(Problem): In the entries that follow, find the word "年组织生活会对照检查材料" and report each line it is on.

(Data for this exercise):
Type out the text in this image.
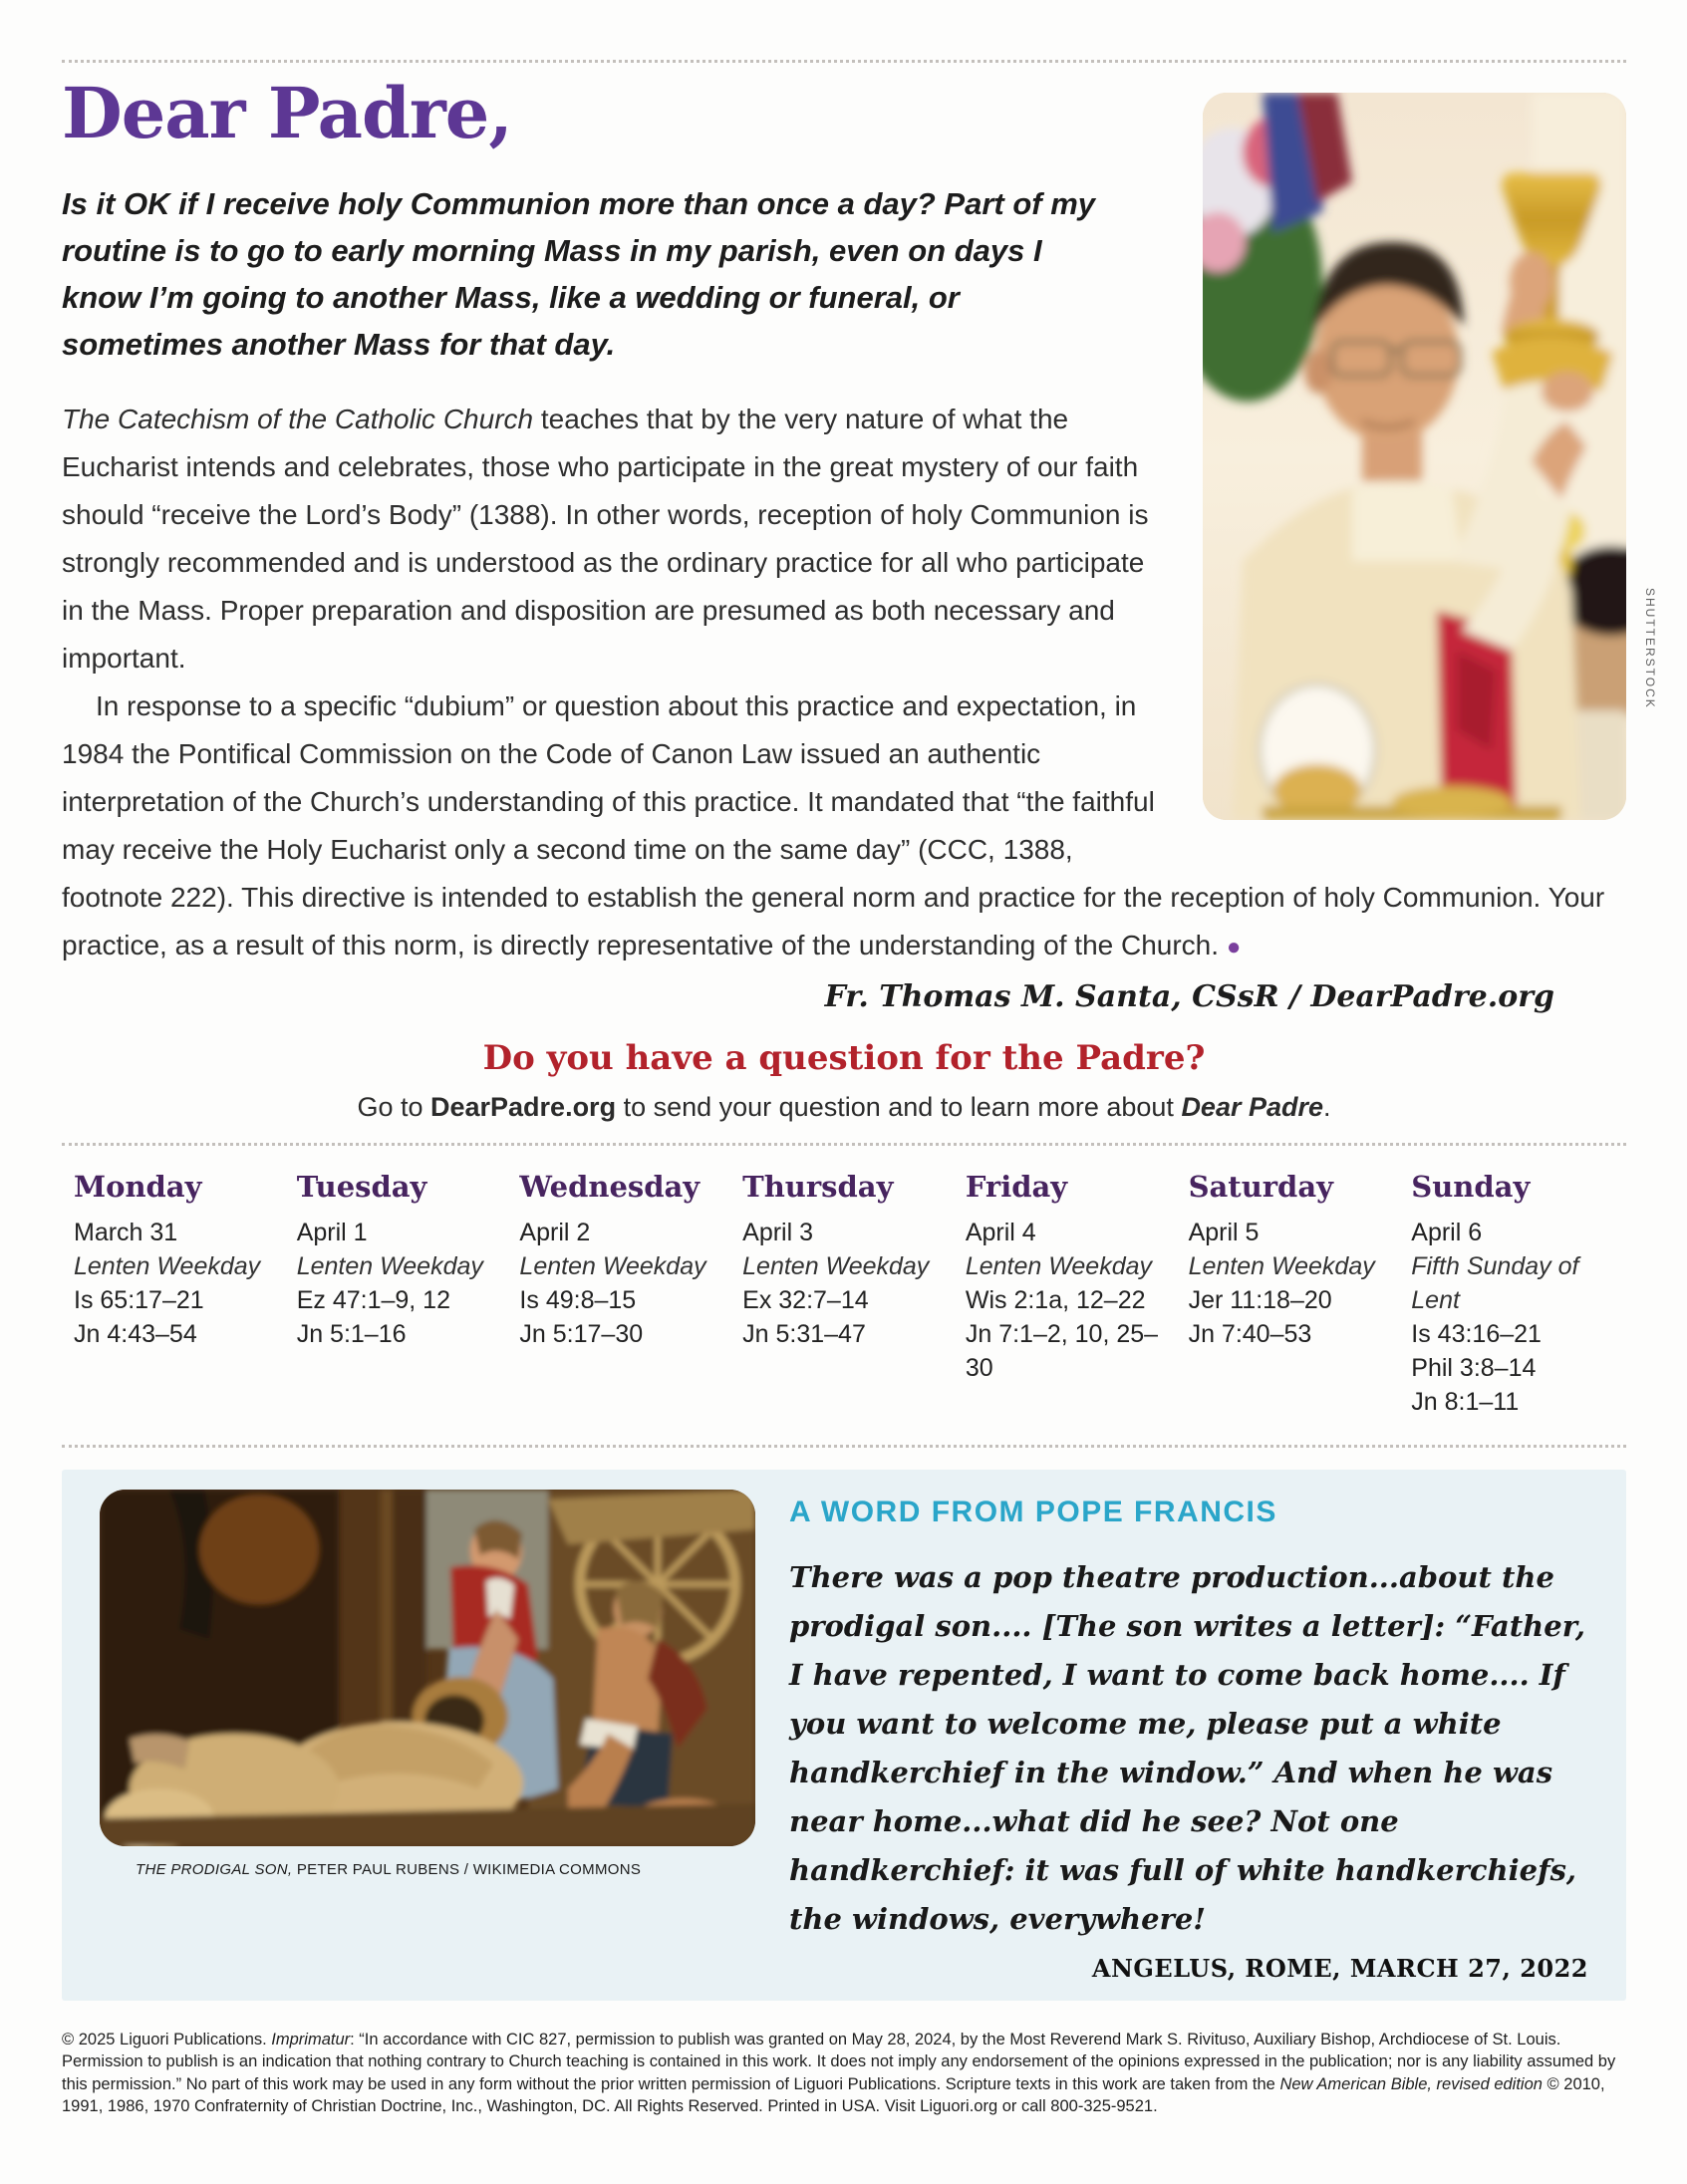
Dear Padre,
Is it OK if I receive holy Communion more than once a day? Part of my routine is to go to early morning Mass in my parish, even on days I know I’m going to another Mass, like a wedding or funeral, or sometimes another Mass for that day.

The Catechism of the Catholic Church teaches that by the very nature of what the Eucharist intends and celebrates, those who participate in the great mystery of our faith should “receive the Lord’s Body” (1388). In other words, reception of holy Communion is strongly recommended and is understood as the ordinary practice for all who participate in the Mass. Proper preparation and disposition are presumed as both necessary and important.

In response to a specific “dubium” or question about this practice and expectation, in 1984 the Pontifical Commission on the Code of Canon Law issued an authentic interpretation of the Church’s understanding of this practice. It mandated that “the faithful may receive the Holy Eucharist only a second time on the same day” (CCC, 1388, footnote 222). This directive is intended to establish the general norm and practice for the reception of holy Communion. Your practice, as a result of this norm, is directly representative of the understanding of the Church. ●

Fr. Thomas M. Santa, CSsR / DearPadre.org
Do you have a question for the Padre?
Go to DearPadre.org to send your question and to learn more about Dear Padre.
Monday
March 31
Lenten Weekday
Is 65:17–21
Jn 4:43–54
Tuesday
April 1
Lenten Weekday
Ez 47:1–9, 12
Jn 5:1–16
Wednesday
April 2
Lenten Weekday
Is 49:8–15
Jn 5:17–30
Thursday
April 3
Lenten Weekday
Ex 32:7–14
Jn 5:31–47
Friday
April 4
Lenten Weekday
Wis 2:1a, 12–22
Jn 7:1–2, 10, 25–30
Saturday
April 5
Lenten Weekday
Jer 11:18–20
Jn 7:40–53
Sunday
April 6
Fifth Sunday of Lent
Is 43:16–21
Phil 3:8–14
Jn 8:1–11
THE PRODIGAL SON, PETER PAUL RUBENS / WIKIMEDIA COMMONS
A WORD FROM POPE FRANCIS
There was a pop theatre production...about the prodigal son.... [The son writes a letter]: “Father, I have repented, I want to come back home.... If you want to welcome me, please put a white handkerchief in the window.” And when he was near home...what did he see? Not one handkerchief: it was full of white handkerchiefs, the windows, everywhere!
ANGELUS, ROME, MARCH 27, 2022

© 2025 Liguori Publications. Imprimatur: “In accordance with CIC 827, permission to publish was granted on May 28, 2024, by the Most Reverend Mark S. Rivituso, Auxiliary Bishop, Archdiocese of St. Louis. Permission to publish is an indication that nothing contrary to Church teaching is contained in this work. It does not imply any endorsement of the opinions expressed in the publication; nor is any liability assumed by this permission.” No part of this work may be used in any form without the prior written permission of Liguori Publications. Scripture texts in this work are taken from the New American Bible, revised edition © 2010, 1991, 1986, 1970 Confraternity of Christian Doctrine, Inc., Washington, DC. All Rights Reserved. Printed in USA. Visit Liguori.org or call 800-325-9521.

SHUTTERSTOCK
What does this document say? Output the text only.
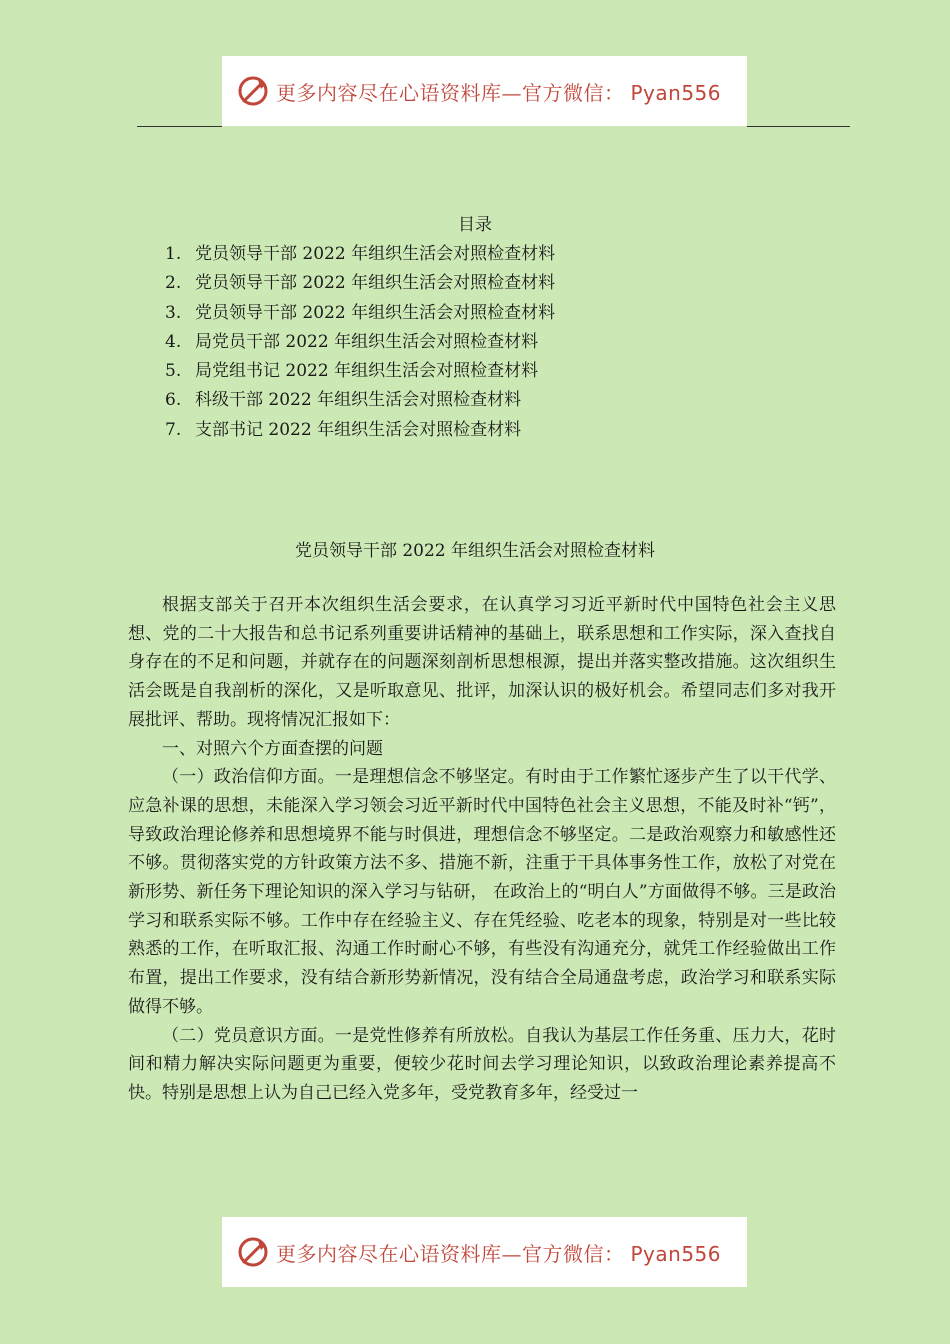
更多内容尽在心语资料库—官方微信： Pyan556
目录
1. 党员领导干部 2022 年组织生活会对照检查材料
2. 党员领导干部 2022 年组织生活会对照检查材料
3. 党员领导干部 2022 年组织生活会对照检查材料
4. 局党员干部 2022 年组织生活会对照检查材料
5. 局党组书记 2022 年组织生活会对照检查材料
6. 科级干部 2022 年组织生活会对照检查材料
7. 支部书记 2022 年组织生活会对照检查材料
党员领导干部 2022 年组织生活会对照检查材料

根据支部关于召开本次组织生活会要求，在认真学习习近平新时代中国特色社会主义思想、党的二十大报告和总书记系列重要讲话精神的基础上，联系思想和工作实际，深入查找自身存在的不足和问题，并就存在的问题深刻剖析思想根源，提出并落实整改措施。这次组织生活会既是自我剖析的深化，又是听取意见、批评，加深认识的极好机会。希望同志们多对我开展批评、帮助。现将情况汇报如下：

一、对照六个方面查摆的问题

（一）政治信仰方面。一是理想信念不够坚定。有时由于工作繁忙逐步产生了以干代学、应急补课的思想，未能深入学习领会习近平新时代中国特色社会主义思想，不能及时补“钙”，导致政治理论修养和思想境界不能与时俱进，理想信念不够坚定。二是政治观察力和敏感性还不够。贯彻落实党的方针政策方法不多、措施不新，注重于干具体事务性工作，放松了对党在新形势、新任务下理论知识的深入学习与钻研， 在政治上的“明白人”方面做得不够。三是政治学习和联系实际不够。工作中存在经验主义、存在凭经验、吃老本的现象，特别是对一些比较熟悉的工作，在听取汇报、沟通工作时耐心不够，有些没有沟通充分，就凭工作经验做出工作布置，提出工作要求，没有结合新形势新情况，没有结合全局通盘考虑，政治学习和联系实际做得不够。

（二）党员意识方面。一是党性修养有所放松。自我认为基层工作任务重、压力大，花时间和精力解决实际问题更为重要，便较少花时间去学习理论知识，以致政治理论素养提高不快。特别是思想上认为自己已经入党多年，受党教育多年，经受过一

更多内容尽在心语资料库—官方微信： Pyan556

(In response):
1. 党员领导干部 2022 年组织生活会对照检查材料
2. 党员领导干部 2022 年组织生活会对照检查材料
3. 党员领导干部 2022 年组织生活会对照检查材料
4. 局党员干部 2022 年组织生活会对照检查材料
5. 局党组书记 2022 年组织生活会对照检查材料
6. 科级干部 2022 年组织生活会对照检查材料
7. 支部书记 2022 年组织生活会对照检查材料
党员领导干部 2022 年组织生活会对照检查材料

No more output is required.